● **Work to complete**: Repeat each entry. Keep every line exactly as it is.

________

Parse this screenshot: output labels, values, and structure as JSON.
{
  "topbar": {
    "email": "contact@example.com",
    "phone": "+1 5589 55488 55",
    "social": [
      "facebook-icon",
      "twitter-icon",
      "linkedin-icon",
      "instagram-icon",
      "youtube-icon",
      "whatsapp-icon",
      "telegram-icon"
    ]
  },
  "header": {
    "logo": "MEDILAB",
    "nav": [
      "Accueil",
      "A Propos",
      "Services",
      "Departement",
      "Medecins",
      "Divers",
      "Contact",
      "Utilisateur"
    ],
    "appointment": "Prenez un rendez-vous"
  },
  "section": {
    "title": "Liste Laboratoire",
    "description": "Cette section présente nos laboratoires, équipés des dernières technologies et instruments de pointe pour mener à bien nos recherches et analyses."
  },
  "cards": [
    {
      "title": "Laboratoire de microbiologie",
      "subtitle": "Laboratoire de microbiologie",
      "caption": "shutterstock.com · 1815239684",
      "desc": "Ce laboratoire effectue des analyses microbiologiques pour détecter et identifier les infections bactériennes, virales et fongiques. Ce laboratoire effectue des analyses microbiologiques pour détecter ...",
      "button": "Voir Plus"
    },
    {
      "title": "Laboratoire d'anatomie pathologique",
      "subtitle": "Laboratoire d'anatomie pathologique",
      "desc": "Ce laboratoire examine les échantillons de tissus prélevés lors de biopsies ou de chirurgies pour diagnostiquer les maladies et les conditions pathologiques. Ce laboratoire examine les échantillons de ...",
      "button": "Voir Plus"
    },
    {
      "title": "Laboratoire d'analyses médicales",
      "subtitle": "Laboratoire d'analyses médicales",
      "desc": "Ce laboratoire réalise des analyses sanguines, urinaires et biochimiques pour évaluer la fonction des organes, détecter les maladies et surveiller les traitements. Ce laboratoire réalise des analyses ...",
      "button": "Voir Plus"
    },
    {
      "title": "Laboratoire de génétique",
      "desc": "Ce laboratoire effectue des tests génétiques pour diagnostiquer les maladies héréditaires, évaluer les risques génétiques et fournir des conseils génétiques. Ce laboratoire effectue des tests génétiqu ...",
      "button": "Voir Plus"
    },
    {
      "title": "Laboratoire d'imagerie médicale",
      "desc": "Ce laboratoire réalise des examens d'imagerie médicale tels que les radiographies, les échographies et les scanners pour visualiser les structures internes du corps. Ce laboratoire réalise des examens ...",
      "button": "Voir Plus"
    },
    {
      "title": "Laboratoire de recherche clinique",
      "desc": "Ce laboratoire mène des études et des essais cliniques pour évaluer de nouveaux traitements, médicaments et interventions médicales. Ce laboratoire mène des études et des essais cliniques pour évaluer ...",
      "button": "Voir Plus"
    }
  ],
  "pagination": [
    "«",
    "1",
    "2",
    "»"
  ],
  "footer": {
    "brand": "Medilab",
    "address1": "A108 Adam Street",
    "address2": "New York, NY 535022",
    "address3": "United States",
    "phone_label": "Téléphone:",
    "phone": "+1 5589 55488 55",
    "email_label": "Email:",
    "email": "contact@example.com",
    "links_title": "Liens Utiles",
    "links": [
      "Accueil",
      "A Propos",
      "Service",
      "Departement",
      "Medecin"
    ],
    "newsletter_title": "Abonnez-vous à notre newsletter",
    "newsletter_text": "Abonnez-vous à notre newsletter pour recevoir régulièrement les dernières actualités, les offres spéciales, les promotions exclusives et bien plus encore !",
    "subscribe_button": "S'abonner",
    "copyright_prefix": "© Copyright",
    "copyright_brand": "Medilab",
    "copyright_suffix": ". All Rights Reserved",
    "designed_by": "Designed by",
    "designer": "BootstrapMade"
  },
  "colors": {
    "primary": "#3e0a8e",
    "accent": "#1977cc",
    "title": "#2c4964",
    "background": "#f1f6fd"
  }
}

________

● **Output of the task**:
Parse this screenshot: output labels, values, and structure as JSON.
{
  "topbar": {
    "email": "contact@example.com",
    "phone": "+1 5589 55488 55",
    "social": [
      "facebook-icon",
      "twitter-icon",
      "linkedin-icon",
      "instagram-icon",
      "youtube-icon",
      "whatsapp-icon",
      "telegram-icon"
    ]
  },
  "header": {
    "logo": "MEDILAB",
    "nav": [
      "Accueil",
      "A Propos",
      "Services",
      "Departement",
      "Medecins",
      "Divers",
      "Contact",
      "Utilisateur"
    ],
    "appointment": "Prenez un rendez-vous"
  },
  "section": {
    "title": "Liste Laboratoire",
    "description": "Cette section présente nos laboratoires, équipés des dernières technologies et instruments de pointe pour mener à bien nos recherches et analyses."
  },
  "cards": [
    {
      "title": "Laboratoire de microbiologie",
      "subtitle": "Laboratoire de microbiologie",
      "caption": "shutterstock.com · 1815239684",
      "desc": "Ce laboratoire effectue des analyses microbiologiques pour détecter et identifier les infections bactériennes, virales et fongiques. Ce laboratoire effectue des analyses microbiologiques pour détecter ...",
      "button": "Voir Plus"
    },
    {
      "title": "Laboratoire d'anatomie pathologique",
      "subtitle": "Laboratoire d'anatomie pathologique",
      "desc": "Ce laboratoire examine les échantillons de tissus prélevés lors de biopsies ou de chirurgies pour diagnostiquer les maladies et les conditions pathologiques. Ce laboratoire examine les échantillons de ...",
      "button": "Voir Plus"
    },
    {
      "title": "Laboratoire d'analyses médicales",
      "subtitle": "Laboratoire d'analyses médicales",
      "desc": "Ce laboratoire réalise des analyses sanguines, urinaires et biochimiques pour évaluer la fonction des organes, détecter les maladies et surveiller les traitements. Ce laboratoire réalise des analyses ...",
      "button": "Voir Plus"
    },
    {
      "title": "Laboratoire de génétique",
      "desc": "Ce laboratoire effectue des tests génétiques pour diagnostiquer les maladies héréditaires, évaluer les risques génétiques et fournir des conseils génétiques. Ce laboratoire effectue des tests génétiqu ...",
      "button": "Voir Plus"
    },
    {
      "title": "Laboratoire d'imagerie médicale",
      "desc": "Ce laboratoire réalise des examens d'imagerie médicale tels que les radiographies, les échographies et les scanners pour visualiser les structures internes du corps. Ce laboratoire réalise des examens ...",
      "button": "Voir Plus"
    },
    {
      "title": "Laboratoire de recherche clinique",
      "desc": "Ce laboratoire mène des études et des essais cliniques pour évaluer de nouveaux traitements, médicaments et interventions médicales. Ce laboratoire mène des études et des essais cliniques pour évaluer ...",
      "button": "Voir Plus"
    }
  ],
  "pagination": [
    "«",
    "1",
    "2",
    "»"
  ],
  "footer": {
    "brand": "Medilab",
    "address1": "A108 Adam Street",
    "address2": "New York, NY 535022",
    "address3": "United States",
    "phone_label": "Téléphone:",
    "phone": "+1 5589 55488 55",
    "email_label": "Email:",
    "email": "contact@example.com",
    "links_title": "Liens Utiles",
    "links": [
      "Accueil",
      "A Propos",
      "Service",
      "Departement",
      "Medecin"
    ],
    "newsletter_title": "Abonnez-vous à notre newsletter",
    "newsletter_text": "Abonnez-vous à notre newsletter pour recevoir régulièrement les dernières actualités, les offres spéciales, les promotions exclusives et bien plus encore !",
    "subscribe_button": "S'abonner",
    "copyright_prefix": "© Copyright",
    "copyright_brand": "Medilab",
    "copyright_suffix": ". All Rights Reserved",
    "designed_by": "Designed by",
    "designer": "BootstrapMade"
  },
  "colors": {
    "primary": "#3e0a8e",
    "accent": "#1977cc",
    "title": "#2c4964",
    "background": "#f1f6fd"
  }
}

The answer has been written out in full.